◆ What needs to be done:
Wherever a line below holds the word "数据控制", copy that line.

### Records

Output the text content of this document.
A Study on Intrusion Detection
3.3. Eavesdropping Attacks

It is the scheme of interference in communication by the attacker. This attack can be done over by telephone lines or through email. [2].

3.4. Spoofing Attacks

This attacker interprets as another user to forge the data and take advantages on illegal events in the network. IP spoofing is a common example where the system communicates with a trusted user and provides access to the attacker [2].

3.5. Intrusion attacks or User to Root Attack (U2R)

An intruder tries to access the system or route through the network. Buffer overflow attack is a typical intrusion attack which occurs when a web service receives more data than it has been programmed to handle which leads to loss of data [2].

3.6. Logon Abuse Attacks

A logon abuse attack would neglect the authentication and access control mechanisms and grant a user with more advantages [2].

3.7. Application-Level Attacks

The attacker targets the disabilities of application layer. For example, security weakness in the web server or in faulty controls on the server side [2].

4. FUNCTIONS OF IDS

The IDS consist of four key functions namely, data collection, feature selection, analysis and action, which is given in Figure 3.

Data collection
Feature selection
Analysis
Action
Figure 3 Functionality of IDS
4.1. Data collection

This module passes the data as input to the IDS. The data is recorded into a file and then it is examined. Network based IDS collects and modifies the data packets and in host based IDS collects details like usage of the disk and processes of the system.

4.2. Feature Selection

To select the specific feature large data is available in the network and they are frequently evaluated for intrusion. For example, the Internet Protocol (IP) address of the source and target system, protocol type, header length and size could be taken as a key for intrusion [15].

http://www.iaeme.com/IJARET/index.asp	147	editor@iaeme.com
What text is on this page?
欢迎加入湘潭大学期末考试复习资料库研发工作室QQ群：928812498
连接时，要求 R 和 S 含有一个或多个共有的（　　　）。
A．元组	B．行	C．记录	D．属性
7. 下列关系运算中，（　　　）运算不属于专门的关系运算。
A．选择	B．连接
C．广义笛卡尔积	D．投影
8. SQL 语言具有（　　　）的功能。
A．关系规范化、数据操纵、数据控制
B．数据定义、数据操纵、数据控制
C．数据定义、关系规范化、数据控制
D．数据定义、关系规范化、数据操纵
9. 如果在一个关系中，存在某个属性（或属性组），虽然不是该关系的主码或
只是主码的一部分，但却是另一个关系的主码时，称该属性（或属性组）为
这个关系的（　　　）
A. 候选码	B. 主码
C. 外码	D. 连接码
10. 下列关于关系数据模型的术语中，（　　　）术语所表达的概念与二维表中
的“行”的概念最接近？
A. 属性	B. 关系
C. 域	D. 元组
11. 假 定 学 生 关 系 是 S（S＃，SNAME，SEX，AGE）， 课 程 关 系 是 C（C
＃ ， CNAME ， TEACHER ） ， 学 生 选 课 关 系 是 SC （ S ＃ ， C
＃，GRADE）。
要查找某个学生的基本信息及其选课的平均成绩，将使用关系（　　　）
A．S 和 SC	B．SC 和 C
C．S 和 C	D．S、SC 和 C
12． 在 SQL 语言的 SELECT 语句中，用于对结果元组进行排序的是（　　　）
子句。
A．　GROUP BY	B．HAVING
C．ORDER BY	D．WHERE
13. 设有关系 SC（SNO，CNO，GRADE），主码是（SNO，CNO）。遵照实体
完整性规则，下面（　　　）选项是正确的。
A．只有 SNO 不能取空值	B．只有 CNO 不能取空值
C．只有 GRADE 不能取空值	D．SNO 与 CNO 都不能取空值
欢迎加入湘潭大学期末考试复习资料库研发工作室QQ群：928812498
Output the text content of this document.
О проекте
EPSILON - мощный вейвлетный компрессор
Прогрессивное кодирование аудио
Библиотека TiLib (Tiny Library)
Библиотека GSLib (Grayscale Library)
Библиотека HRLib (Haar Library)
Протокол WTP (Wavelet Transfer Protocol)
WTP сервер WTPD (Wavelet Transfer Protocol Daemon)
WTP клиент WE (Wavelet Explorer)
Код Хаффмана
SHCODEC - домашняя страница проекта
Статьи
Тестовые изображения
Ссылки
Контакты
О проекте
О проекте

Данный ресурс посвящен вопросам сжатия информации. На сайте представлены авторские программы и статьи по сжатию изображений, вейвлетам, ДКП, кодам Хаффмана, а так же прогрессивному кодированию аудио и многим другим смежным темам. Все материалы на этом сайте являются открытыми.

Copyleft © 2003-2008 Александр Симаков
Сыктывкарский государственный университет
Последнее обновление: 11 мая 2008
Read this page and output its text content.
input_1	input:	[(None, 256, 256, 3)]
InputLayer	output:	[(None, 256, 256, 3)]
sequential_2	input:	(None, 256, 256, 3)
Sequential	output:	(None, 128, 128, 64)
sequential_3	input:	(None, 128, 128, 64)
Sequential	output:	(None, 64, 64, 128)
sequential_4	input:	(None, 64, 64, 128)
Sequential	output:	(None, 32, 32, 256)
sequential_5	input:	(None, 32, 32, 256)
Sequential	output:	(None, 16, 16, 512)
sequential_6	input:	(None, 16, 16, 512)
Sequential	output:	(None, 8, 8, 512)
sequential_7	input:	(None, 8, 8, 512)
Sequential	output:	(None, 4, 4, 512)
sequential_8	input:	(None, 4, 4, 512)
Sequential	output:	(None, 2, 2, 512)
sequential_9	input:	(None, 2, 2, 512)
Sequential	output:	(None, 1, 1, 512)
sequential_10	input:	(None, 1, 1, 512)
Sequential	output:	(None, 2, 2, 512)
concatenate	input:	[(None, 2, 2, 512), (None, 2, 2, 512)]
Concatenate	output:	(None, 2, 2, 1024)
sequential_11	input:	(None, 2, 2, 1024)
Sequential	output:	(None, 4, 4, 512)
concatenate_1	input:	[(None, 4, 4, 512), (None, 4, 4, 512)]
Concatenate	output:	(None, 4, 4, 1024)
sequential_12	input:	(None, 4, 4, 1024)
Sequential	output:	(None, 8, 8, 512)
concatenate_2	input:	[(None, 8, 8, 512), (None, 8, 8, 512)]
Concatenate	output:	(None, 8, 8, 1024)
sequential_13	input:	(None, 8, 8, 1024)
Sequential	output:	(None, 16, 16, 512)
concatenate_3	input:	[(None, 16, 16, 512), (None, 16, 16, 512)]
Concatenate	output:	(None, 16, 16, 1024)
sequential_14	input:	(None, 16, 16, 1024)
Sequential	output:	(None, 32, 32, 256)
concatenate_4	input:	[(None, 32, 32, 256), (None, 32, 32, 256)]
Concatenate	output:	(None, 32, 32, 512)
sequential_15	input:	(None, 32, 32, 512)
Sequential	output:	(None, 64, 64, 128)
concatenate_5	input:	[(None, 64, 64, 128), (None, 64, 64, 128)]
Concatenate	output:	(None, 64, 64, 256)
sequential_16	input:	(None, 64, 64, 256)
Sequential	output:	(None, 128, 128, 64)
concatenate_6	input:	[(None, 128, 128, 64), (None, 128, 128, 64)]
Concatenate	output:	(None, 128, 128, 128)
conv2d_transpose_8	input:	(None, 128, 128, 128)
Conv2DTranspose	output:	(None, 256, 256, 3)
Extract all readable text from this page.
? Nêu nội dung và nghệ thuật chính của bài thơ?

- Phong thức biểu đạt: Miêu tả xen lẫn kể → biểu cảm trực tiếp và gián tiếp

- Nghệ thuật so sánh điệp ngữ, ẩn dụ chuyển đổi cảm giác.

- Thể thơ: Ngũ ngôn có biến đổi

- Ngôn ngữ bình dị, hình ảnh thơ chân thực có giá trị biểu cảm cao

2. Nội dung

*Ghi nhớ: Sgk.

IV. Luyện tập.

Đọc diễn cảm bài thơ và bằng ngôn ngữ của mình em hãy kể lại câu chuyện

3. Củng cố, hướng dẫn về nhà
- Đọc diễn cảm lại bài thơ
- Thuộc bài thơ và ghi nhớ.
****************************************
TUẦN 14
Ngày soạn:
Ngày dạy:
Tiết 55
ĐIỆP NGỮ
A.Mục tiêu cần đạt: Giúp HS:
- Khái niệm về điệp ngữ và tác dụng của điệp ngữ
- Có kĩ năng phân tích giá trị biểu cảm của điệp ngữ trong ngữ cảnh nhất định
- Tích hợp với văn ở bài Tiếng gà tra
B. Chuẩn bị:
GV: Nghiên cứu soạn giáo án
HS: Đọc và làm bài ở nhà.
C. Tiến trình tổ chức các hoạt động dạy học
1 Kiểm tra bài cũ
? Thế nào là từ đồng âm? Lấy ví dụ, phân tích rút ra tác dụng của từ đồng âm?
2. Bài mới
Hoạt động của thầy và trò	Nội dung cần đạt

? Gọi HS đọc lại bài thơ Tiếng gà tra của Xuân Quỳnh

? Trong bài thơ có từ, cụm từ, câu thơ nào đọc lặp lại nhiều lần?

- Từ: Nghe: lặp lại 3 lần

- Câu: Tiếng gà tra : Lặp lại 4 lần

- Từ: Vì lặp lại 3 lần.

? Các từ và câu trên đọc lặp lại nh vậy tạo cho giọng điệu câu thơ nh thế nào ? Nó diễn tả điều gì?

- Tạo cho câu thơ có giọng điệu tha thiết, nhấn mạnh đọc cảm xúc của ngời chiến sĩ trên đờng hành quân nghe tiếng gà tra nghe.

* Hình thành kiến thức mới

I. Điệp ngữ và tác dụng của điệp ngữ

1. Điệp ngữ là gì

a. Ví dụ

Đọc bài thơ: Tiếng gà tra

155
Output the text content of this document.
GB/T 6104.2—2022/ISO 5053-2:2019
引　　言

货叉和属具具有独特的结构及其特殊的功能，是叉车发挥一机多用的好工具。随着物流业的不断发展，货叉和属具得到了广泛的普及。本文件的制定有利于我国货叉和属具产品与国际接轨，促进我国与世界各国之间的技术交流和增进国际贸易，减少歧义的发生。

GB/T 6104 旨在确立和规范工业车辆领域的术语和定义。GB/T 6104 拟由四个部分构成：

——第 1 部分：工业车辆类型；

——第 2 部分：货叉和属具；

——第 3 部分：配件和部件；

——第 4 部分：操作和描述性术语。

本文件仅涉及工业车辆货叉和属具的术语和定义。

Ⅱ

######

◆ Exercise answer:
A．关系规范化、数据操纵、数据控制
B．数据定义、数据操纵、数据控制
C．数据定义、关系规范化、数据控制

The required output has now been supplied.